• Task directions:
Reproduce the records below exactly as they appear, omitting any pictures they contain.

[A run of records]
┌──

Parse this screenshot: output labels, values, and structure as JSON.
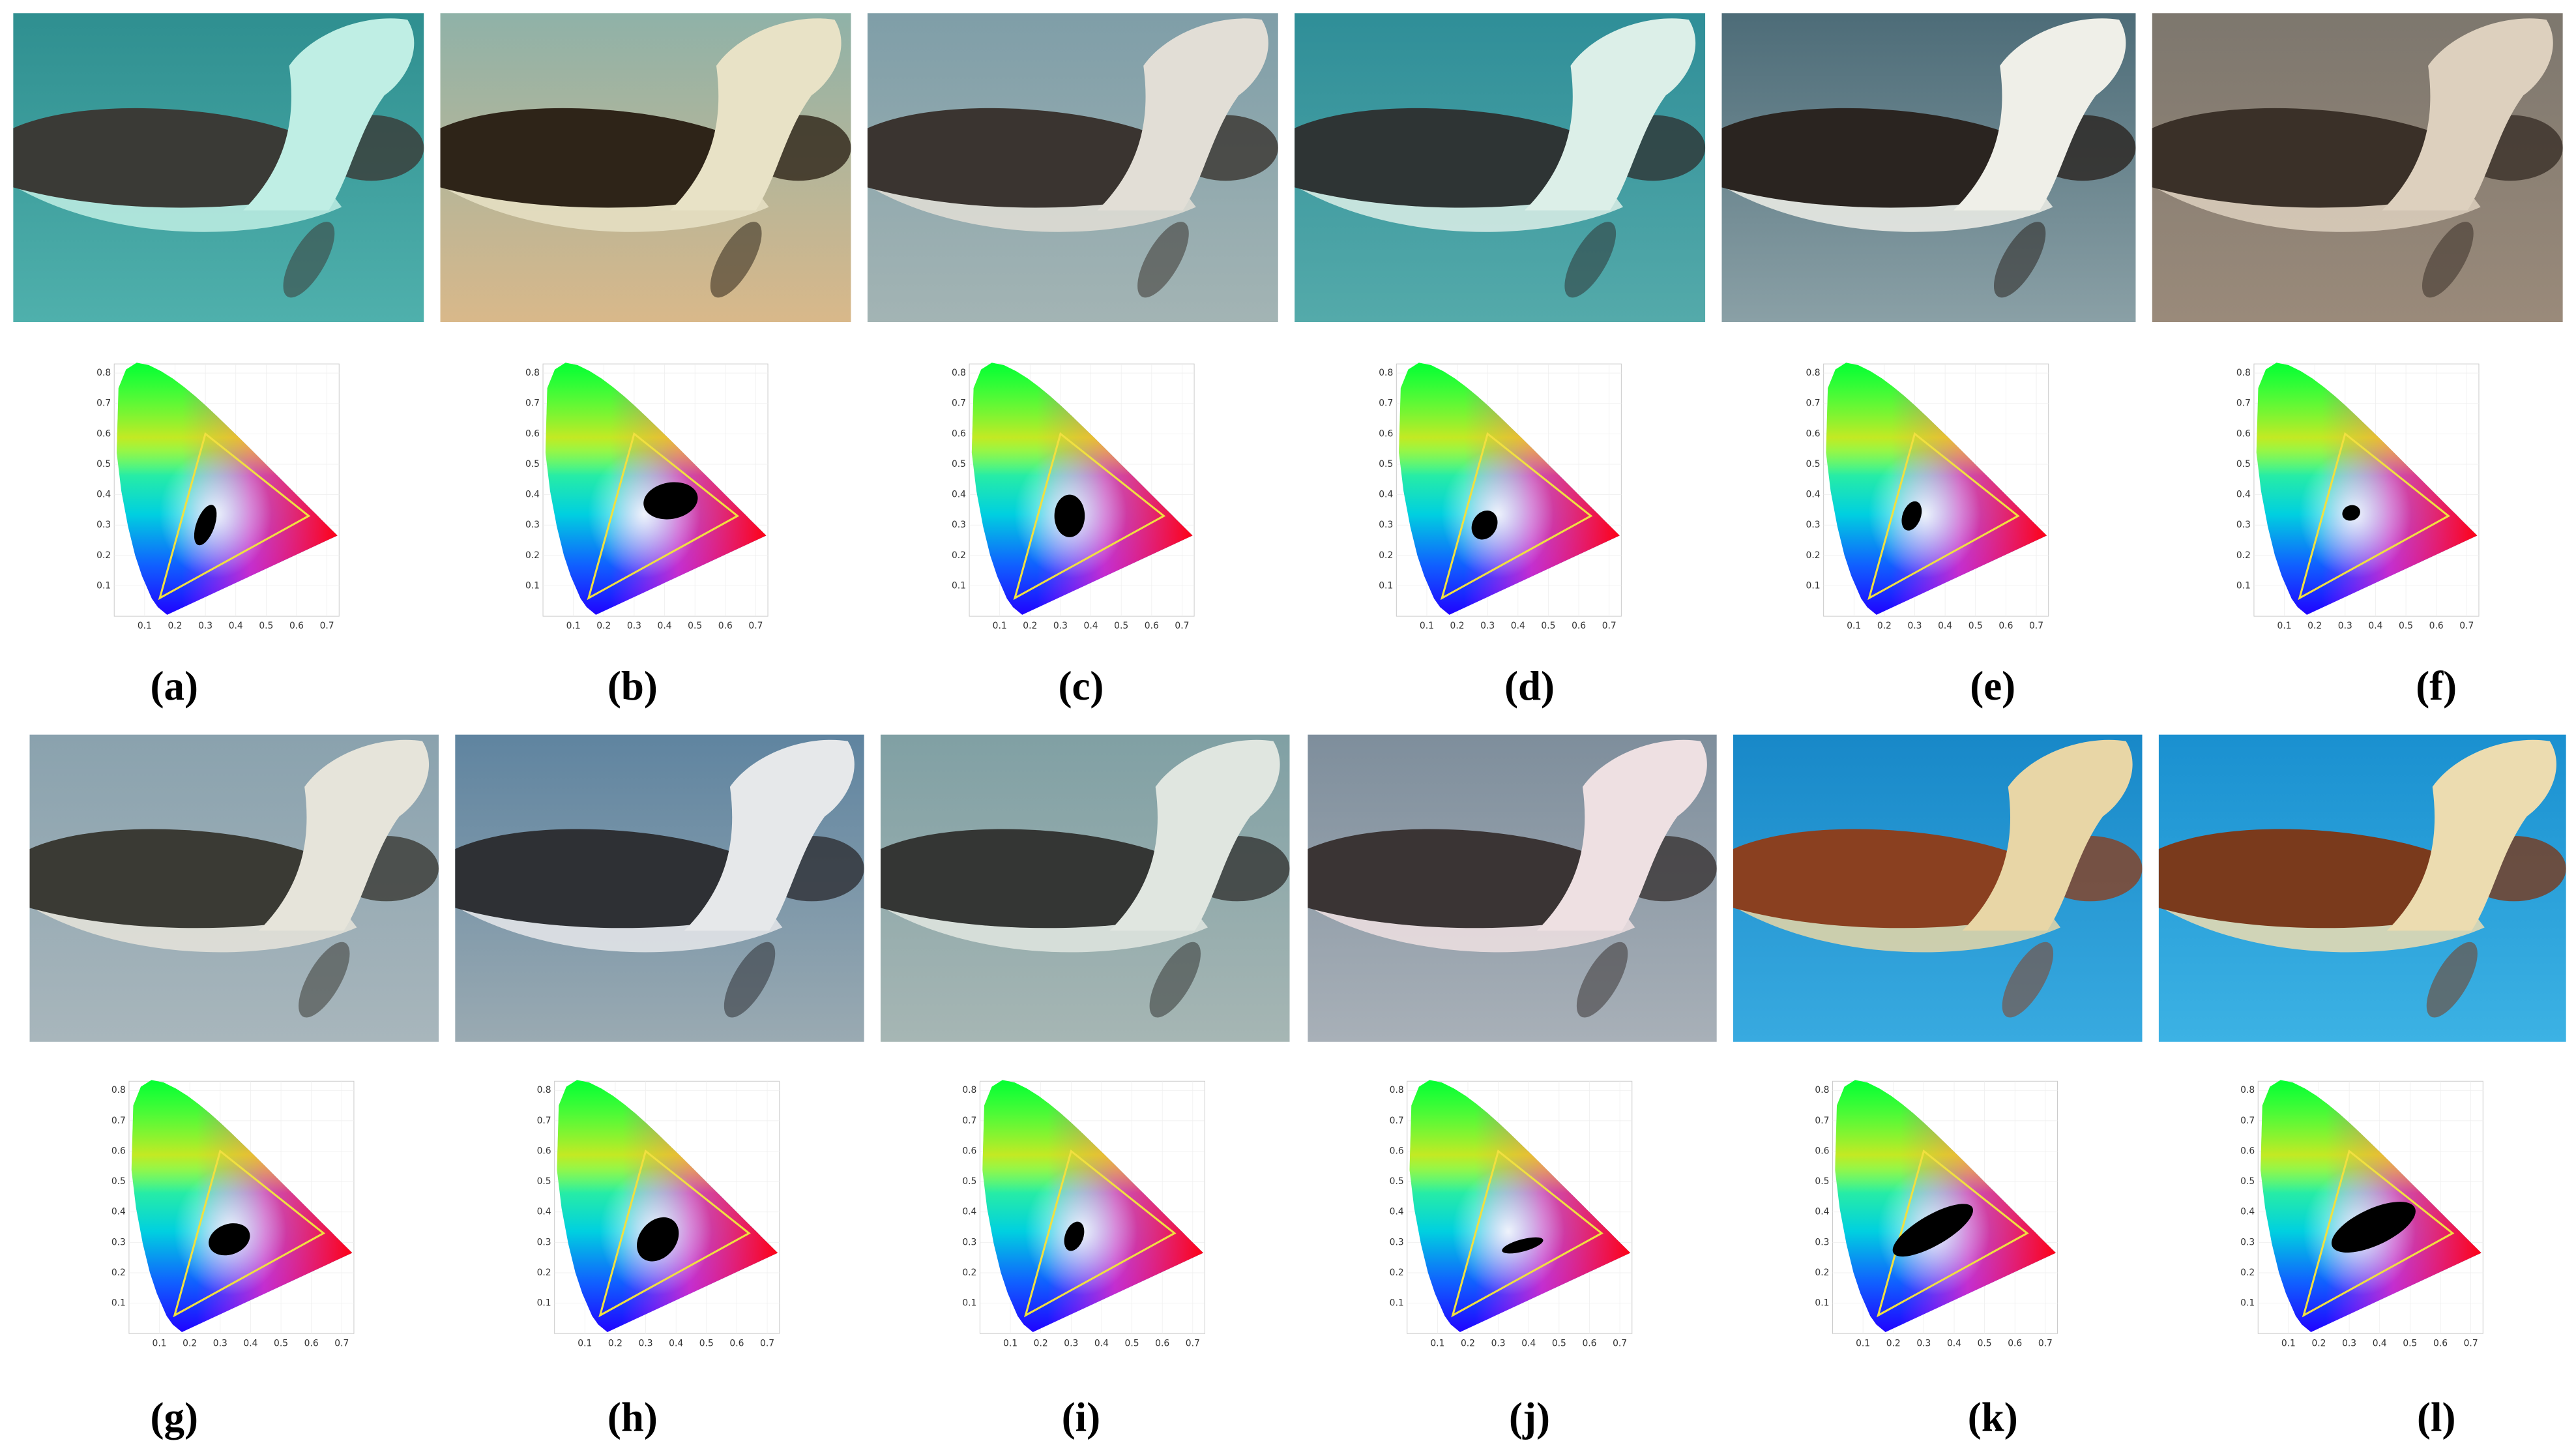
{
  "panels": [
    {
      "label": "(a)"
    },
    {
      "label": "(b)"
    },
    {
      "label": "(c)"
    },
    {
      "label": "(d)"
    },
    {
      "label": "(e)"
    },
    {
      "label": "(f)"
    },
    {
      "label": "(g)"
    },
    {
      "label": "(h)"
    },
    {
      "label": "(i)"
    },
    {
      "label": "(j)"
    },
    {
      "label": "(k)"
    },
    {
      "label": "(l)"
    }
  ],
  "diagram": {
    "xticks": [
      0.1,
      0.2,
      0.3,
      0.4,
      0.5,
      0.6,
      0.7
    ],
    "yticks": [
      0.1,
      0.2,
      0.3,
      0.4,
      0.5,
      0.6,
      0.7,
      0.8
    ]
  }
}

└──

• Result of the exercise:
Parse this screenshot: output labels, values, and structure as JSON.
{
  "panels": [
    {
      "label": "(a)"
    },
    {
      "label": "(b)"
    },
    {
      "label": "(c)"
    },
    {
      "label": "(d)"
    },
    {
      "label": "(e)"
    },
    {
      "label": "(f)"
    },
    {
      "label": "(g)"
    },
    {
      "label": "(h)"
    },
    {
      "label": "(i)"
    },
    {
      "label": "(j)"
    },
    {
      "label": "(k)"
    },
    {
      "label": "(l)"
    }
  ],
  "diagram": {
    "xticks": [
      0.1,
      0.2,
      0.3,
      0.4,
      0.5,
      0.6,
      0.7
    ],
    "yticks": [
      0.1,
      0.2,
      0.3,
      0.4,
      0.5,
      0.6,
      0.7,
      0.8
    ]
  }
}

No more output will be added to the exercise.